[What the task asks]
Pictures should be excluded; otherwise, copy every entry exactly.
** start Data shown **
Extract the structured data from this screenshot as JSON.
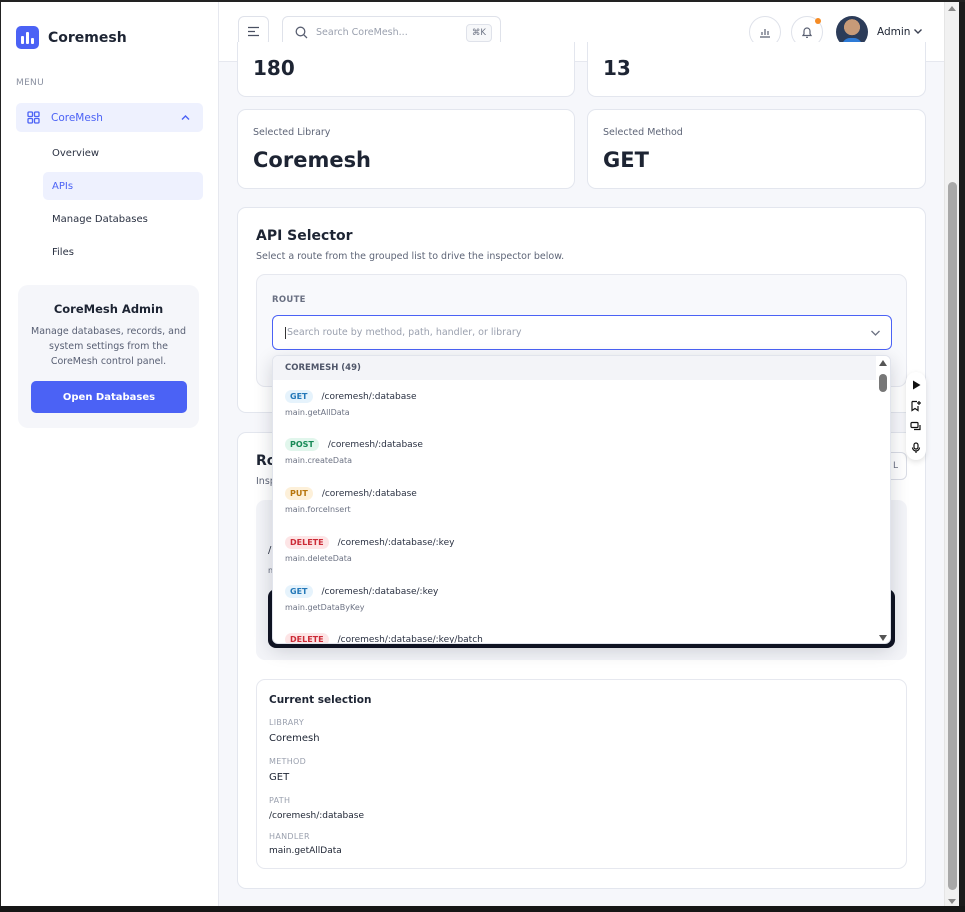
{
  "brand": {
    "name": "Coremesh",
    "accent": "#4b62f5"
  },
  "sidebar": {
    "menu_label": "MENU",
    "parent": {
      "label": "CoreMesh"
    },
    "items": [
      {
        "label": "Overview"
      },
      {
        "label": "APIs"
      },
      {
        "label": "Manage Databases"
      },
      {
        "label": "Files"
      }
    ],
    "admin_card": {
      "title": "CoreMesh Admin",
      "description": "Manage databases, records, and system settings from the CoreMesh control panel.",
      "button": "Open Databases"
    }
  },
  "header": {
    "search_placeholder": "Search CoreMesh...",
    "shortcut": "⌘K",
    "user": "Admin"
  },
  "stats": {
    "top_left_value": "180",
    "top_right_value": "13",
    "library_label": "Selected Library",
    "library_value": "Coremesh",
    "method_label": "Selected Method",
    "method_value": "GET"
  },
  "api_selector": {
    "title": "API Selector",
    "description": "Select a route from the grouped list to drive the inspector below.",
    "route_label": "ROUTE",
    "route_placeholder": "Search route by method, path, handler, or library"
  },
  "dropdown": {
    "group": "COREMESH (49)",
    "options": [
      {
        "method": "GET",
        "path": "/coremesh/:database",
        "handler": "main.getAllData"
      },
      {
        "method": "POST",
        "path": "/coremesh/:database",
        "handler": "main.createData"
      },
      {
        "method": "PUT",
        "path": "/coremesh/:database",
        "handler": "main.forceInsert"
      },
      {
        "method": "DELETE",
        "path": "/coremesh/:database/:key",
        "handler": "main.deleteData"
      },
      {
        "method": "GET",
        "path": "/coremesh/:database/:key",
        "handler": "main.getDataByKey"
      },
      {
        "method": "DELETE",
        "path": "/coremesh/:database/:key/batch",
        "handler": ""
      }
    ]
  },
  "inspector": {
    "title_partial": "Ro",
    "desc_partial": "Insp",
    "button_partial": "L",
    "line1_partial": "/",
    "line2_partial": "n"
  },
  "current_selection": {
    "title": "Current selection",
    "library_label": "LIBRARY",
    "library_value": "Coremesh",
    "method_label": "METHOD",
    "method_value": "GET",
    "path_label": "PATH",
    "path_value": "/coremesh/:database",
    "handler_label": "HANDLER",
    "handler_value": "main.getAllData"
  }
}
** end Data shown **
[The result]
Extract the structured data from this screenshot as JSON.
{
  "brand": {
    "name": "Coremesh",
    "accent": "#4b62f5"
  },
  "sidebar": {
    "menu_label": "MENU",
    "parent": {
      "label": "CoreMesh"
    },
    "items": [
      {
        "label": "Overview"
      },
      {
        "label": "APIs"
      },
      {
        "label": "Manage Databases"
      },
      {
        "label": "Files"
      }
    ],
    "admin_card": {
      "title": "CoreMesh Admin",
      "description": "Manage databases, records, and system settings from the CoreMesh control panel.",
      "button": "Open Databases"
    }
  },
  "header": {
    "search_placeholder": "Search CoreMesh...",
    "shortcut": "⌘K",
    "user": "Admin"
  },
  "stats": {
    "top_left_value": "180",
    "top_right_value": "13",
    "library_label": "Selected Library",
    "library_value": "Coremesh",
    "method_label": "Selected Method",
    "method_value": "GET"
  },
  "api_selector": {
    "title": "API Selector",
    "description": "Select a route from the grouped list to drive the inspector below.",
    "route_label": "ROUTE",
    "route_placeholder": "Search route by method, path, handler, or library"
  },
  "dropdown": {
    "group": "COREMESH (49)",
    "options": [
      {
        "method": "GET",
        "path": "/coremesh/:database",
        "handler": "main.getAllData"
      },
      {
        "method": "POST",
        "path": "/coremesh/:database",
        "handler": "main.createData"
      },
      {
        "method": "PUT",
        "path": "/coremesh/:database",
        "handler": "main.forceInsert"
      },
      {
        "method": "DELETE",
        "path": "/coremesh/:database/:key",
        "handler": "main.deleteData"
      },
      {
        "method": "GET",
        "path": "/coremesh/:database/:key",
        "handler": "main.getDataByKey"
      },
      {
        "method": "DELETE",
        "path": "/coremesh/:database/:key/batch",
        "handler": ""
      }
    ]
  },
  "inspector": {
    "title_partial": "Ro",
    "desc_partial": "Insp",
    "button_partial": "L",
    "line1_partial": "/",
    "line2_partial": "n"
  },
  "current_selection": {
    "title": "Current selection",
    "library_label": "LIBRARY",
    "library_value": "Coremesh",
    "method_label": "METHOD",
    "method_value": "GET",
    "path_label": "PATH",
    "path_value": "/coremesh/:database",
    "handler_label": "HANDLER",
    "handler_value": "main.getAllData"
  }
}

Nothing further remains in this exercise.